• _Required work_: Look for the string "coef" in the lines and copy each line that has it.

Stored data
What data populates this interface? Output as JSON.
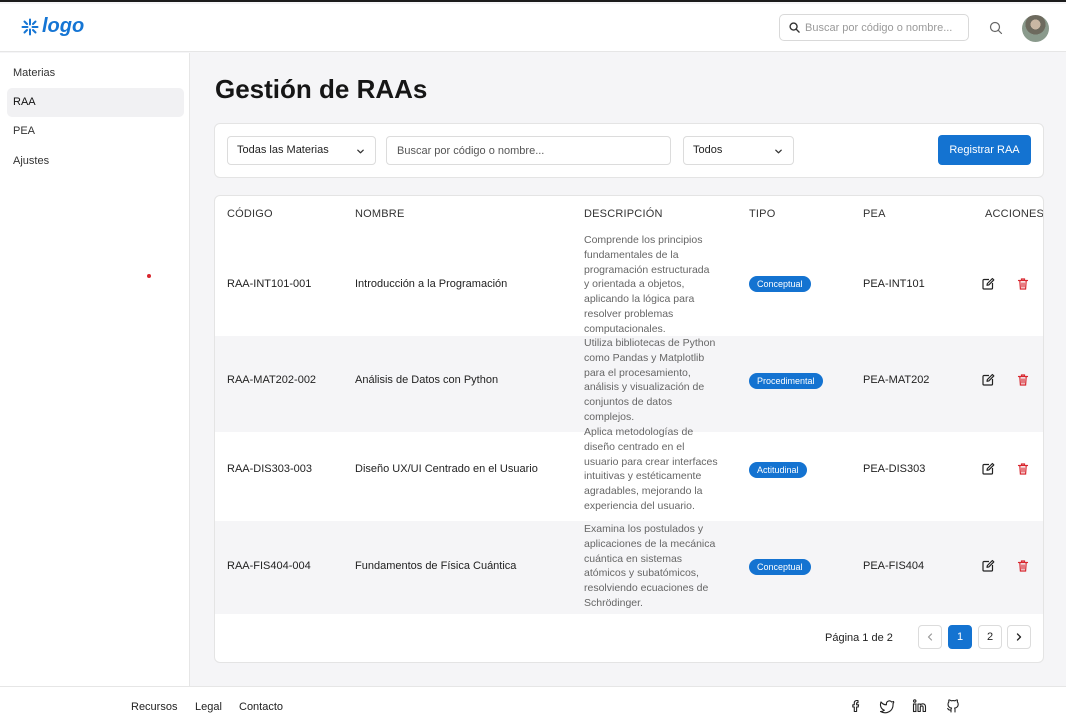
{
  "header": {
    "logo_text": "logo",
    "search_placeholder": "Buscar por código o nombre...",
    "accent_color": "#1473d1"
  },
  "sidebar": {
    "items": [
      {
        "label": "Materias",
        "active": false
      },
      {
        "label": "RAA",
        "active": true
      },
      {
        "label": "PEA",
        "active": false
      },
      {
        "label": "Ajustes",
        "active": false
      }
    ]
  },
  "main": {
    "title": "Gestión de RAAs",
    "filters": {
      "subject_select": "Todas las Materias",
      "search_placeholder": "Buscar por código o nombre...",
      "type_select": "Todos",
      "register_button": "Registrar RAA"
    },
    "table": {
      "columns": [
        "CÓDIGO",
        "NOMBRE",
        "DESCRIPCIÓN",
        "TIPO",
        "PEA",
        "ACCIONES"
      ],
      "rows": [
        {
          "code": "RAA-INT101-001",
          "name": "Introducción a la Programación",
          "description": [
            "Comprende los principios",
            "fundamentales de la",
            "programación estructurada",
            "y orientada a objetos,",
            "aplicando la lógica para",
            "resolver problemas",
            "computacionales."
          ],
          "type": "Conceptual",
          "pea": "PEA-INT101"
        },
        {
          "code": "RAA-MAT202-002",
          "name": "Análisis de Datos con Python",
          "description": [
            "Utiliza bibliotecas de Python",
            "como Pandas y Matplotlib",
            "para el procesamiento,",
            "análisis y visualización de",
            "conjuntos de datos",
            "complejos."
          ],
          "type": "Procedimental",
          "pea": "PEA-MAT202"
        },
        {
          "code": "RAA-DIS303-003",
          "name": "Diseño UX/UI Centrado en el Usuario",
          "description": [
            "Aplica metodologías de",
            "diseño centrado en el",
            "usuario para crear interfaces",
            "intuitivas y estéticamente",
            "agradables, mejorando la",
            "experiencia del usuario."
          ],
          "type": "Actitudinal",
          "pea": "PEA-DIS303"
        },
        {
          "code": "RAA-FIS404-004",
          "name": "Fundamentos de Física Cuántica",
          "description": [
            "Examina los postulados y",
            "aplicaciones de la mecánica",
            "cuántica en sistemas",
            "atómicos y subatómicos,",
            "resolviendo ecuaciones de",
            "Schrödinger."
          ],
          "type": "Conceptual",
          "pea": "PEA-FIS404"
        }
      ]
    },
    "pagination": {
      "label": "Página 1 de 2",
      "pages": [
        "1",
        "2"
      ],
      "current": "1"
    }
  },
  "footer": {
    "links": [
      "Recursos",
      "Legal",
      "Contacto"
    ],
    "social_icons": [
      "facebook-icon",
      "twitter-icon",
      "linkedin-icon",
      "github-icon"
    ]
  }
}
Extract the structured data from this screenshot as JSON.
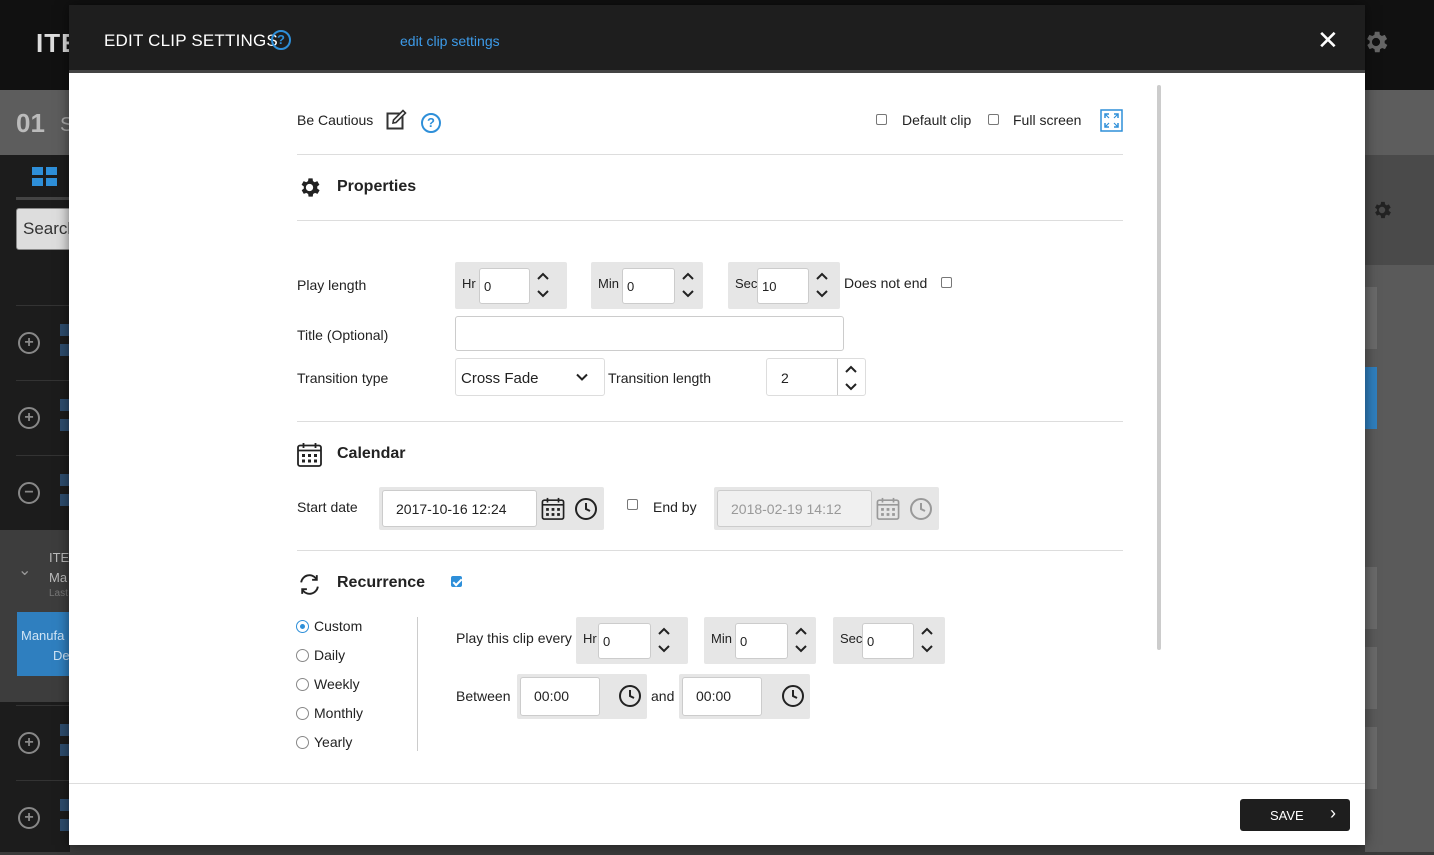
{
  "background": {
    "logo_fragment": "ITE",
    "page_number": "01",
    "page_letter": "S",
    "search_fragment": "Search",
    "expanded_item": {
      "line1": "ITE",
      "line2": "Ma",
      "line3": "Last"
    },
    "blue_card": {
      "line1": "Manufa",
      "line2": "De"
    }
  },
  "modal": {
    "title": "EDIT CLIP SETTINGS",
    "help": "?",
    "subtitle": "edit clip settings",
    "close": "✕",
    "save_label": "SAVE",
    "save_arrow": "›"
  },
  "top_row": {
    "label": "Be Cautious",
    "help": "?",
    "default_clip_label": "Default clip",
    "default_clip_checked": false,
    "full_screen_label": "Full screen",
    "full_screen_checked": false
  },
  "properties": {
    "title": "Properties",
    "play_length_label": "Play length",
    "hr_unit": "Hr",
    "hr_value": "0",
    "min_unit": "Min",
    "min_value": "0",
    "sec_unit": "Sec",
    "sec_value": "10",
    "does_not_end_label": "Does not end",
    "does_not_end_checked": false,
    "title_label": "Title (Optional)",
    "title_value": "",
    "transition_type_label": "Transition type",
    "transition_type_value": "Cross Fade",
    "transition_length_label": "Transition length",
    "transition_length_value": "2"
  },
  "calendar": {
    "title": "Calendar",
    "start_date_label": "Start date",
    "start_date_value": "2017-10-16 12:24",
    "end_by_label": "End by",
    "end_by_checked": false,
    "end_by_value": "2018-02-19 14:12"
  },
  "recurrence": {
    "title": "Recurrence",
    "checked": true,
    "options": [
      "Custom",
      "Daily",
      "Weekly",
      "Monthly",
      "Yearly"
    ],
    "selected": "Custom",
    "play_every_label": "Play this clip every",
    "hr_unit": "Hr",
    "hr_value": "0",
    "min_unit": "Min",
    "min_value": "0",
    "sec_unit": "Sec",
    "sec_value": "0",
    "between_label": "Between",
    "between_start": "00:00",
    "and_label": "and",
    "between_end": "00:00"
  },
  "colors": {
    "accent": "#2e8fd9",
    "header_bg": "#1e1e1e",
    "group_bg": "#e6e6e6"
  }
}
---
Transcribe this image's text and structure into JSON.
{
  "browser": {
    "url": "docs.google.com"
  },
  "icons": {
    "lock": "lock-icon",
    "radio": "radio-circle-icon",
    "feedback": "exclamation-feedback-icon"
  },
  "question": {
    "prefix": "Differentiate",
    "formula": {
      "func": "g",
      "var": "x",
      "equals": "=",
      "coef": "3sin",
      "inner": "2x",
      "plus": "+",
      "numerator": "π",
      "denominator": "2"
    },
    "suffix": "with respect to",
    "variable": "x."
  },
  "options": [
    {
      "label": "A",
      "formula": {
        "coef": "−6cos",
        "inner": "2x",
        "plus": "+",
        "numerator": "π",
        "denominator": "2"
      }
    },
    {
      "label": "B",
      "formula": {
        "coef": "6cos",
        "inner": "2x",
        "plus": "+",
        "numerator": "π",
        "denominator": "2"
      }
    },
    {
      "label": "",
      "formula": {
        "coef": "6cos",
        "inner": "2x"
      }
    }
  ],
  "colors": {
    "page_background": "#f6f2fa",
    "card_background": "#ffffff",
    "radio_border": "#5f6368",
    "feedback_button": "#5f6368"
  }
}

• _Response for this exercise_:
      "coef": "3sin",
        "coef": "−6cos",
        "coef": "6cos",
        "coef": "6cos",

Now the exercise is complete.